What needs to be done — Pull each line containing "title" out of the data and copy it.

* Begin Data provided *

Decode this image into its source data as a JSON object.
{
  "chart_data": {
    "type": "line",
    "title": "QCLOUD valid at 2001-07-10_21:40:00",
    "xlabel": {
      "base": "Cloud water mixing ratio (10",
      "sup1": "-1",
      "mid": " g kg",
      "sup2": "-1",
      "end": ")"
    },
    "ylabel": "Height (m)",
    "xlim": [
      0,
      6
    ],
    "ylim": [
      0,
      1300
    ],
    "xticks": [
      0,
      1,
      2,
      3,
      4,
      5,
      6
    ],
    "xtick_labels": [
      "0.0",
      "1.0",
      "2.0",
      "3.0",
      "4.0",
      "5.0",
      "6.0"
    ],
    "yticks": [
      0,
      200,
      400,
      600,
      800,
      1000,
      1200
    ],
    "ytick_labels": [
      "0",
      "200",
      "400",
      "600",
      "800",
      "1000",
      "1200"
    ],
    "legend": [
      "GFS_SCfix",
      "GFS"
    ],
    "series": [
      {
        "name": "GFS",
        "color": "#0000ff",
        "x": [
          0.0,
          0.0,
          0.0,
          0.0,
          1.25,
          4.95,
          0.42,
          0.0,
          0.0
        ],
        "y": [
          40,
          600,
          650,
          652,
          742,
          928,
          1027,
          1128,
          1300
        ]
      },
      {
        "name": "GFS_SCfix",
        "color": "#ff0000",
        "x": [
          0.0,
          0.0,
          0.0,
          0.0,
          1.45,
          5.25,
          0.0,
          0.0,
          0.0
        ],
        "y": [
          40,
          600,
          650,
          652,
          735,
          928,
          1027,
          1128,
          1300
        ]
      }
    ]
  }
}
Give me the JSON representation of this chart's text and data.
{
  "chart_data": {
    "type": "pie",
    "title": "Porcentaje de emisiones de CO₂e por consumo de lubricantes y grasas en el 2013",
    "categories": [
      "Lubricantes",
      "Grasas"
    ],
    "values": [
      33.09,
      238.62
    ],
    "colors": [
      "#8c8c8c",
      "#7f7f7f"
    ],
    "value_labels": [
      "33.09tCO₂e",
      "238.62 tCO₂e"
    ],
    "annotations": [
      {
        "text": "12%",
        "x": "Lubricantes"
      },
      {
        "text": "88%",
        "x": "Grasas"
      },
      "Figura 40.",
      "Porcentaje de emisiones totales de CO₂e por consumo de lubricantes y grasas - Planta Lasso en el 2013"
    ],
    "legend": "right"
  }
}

* End Data provided *

Worked solution —
    "title": "QCLOUD valid at 2001-07-10_21:40:00",
    "title": "Porcentaje de emisiones de CO₂e por consumo de lubricantes y grasas en el 2013",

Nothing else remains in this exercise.